- [Exercise objective] All of the data should be output character for character, except the pictures.

- [Data in this exercise]
-- start --
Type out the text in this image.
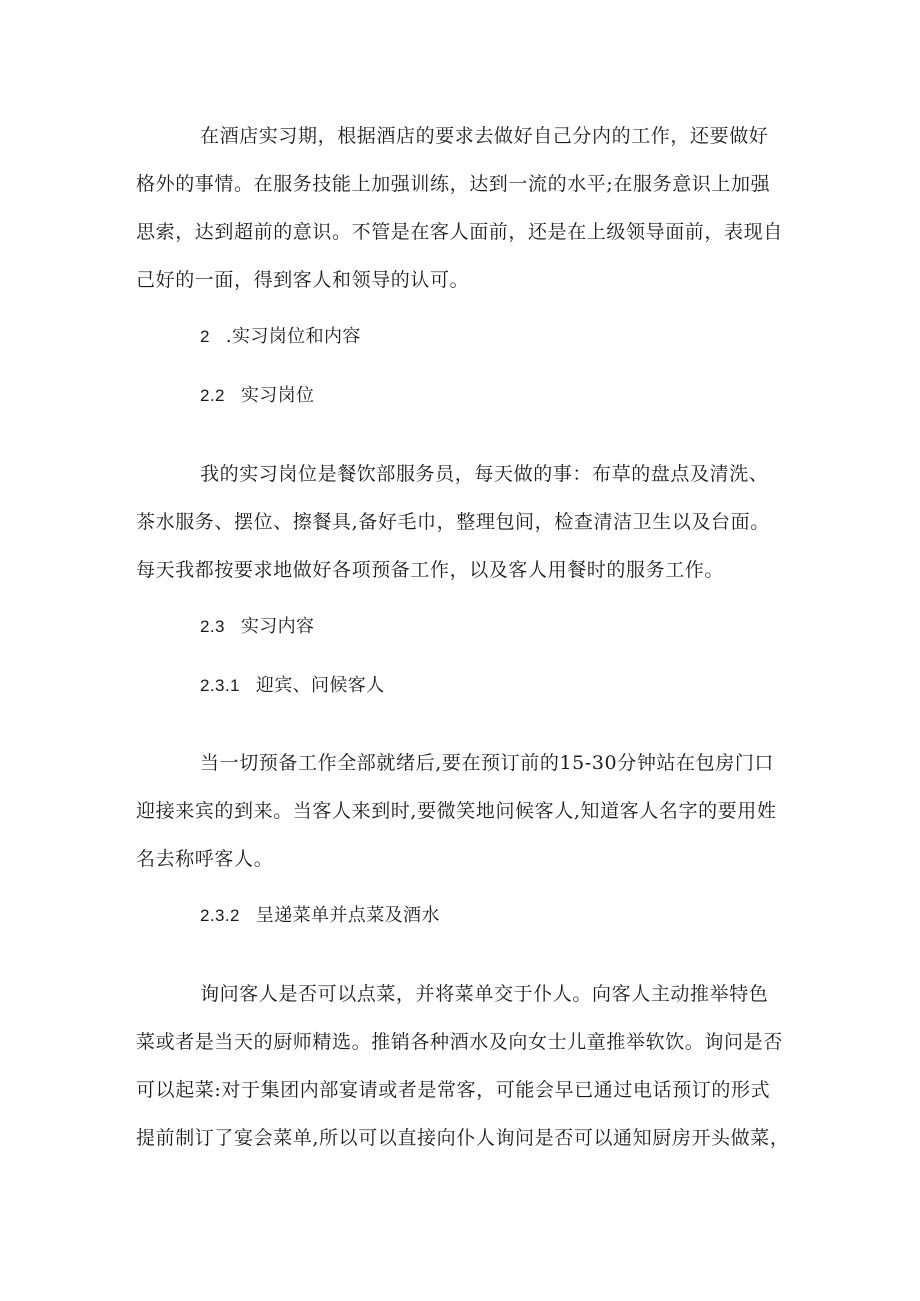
在酒店实习期，根据酒店的要求去做好自己分内的工作，还要做好
格外的事情。在服务技能上加强训练，达到一流的水平;在服务意识上加强
思索，达到超前的意识。不管是在客人面前，还是在上级领导面前，表现自
己好的一面，得到客人和领导的认可。
2 .实习岗位和内容
2.2 实习岗位
我的实习岗位是餐饮部服务员，每天做的事：布草的盘点及清洗、
茶水服务、摆位、擦餐具,备好毛巾，整理包间，检查清洁卫生以及台面。
每天我都按要求地做好各项预备工作，以及客人用餐时的服务工作。
2.3 实习内容
2.3.1 迎宾、问候客人
当一切预备工作全部就绪后,要在预订前的15-30分钟站在包房门口
迎接来宾的到来。当客人来到时,要微笑地问候客人,知道客人名字的要用姓
名去称呼客人。
2.3.2 呈递菜单并点菜及酒水
询问客人是否可以点菜，并将菜单交于仆人。向客人主动推举特色
菜或者是当天的厨师精选。推销各种酒水及向女士儿童推举软饮。询问是否
可以起菜:对于集团内部宴请或者是常客，可能会早已通过电话预订的形式
提前制订了宴会菜单,所以可以直接向仆人询问是否可以通知厨房开头做菜，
-- end --
- [Complete output]
Type out the text in this image.
在酒店实习期，根据酒店的要求去做好自己分内的工作，还要做好
格外的事情。在服务技能上加强训练，达到一流的水平;在服务意识上加强
思索，达到超前的意识。不管是在客人面前，还是在上级领导面前，表现自
己好的一面，得到客人和领导的认可。
2 .实习岗位和内容
2.2 实习岗位
我的实习岗位是餐饮部服务员，每天做的事：布草的盘点及清洗、
茶水服务、摆位、擦餐具,备好毛巾，整理包间，检查清洁卫生以及台面。
每天我都按要求地做好各项预备工作，以及客人用餐时的服务工作。
2.3 实习内容
2.3.1 迎宾、问候客人
当一切预备工作全部就绪后,要在预订前的15-30分钟站在包房门口
迎接来宾的到来。当客人来到时,要微笑地问候客人,知道客人名字的要用姓
名去称呼客人。
2.3.2 呈递菜单并点菜及酒水
询问客人是否可以点菜，并将菜单交于仆人。向客人主动推举特色
菜或者是当天的厨师精选。推销各种酒水及向女士儿童推举软饮。询问是否
可以起菜:对于集团内部宴请或者是常客，可能会早已通过电话预订的形式
提前制订了宴会菜单,所以可以直接向仆人询问是否可以通知厨房开头做菜，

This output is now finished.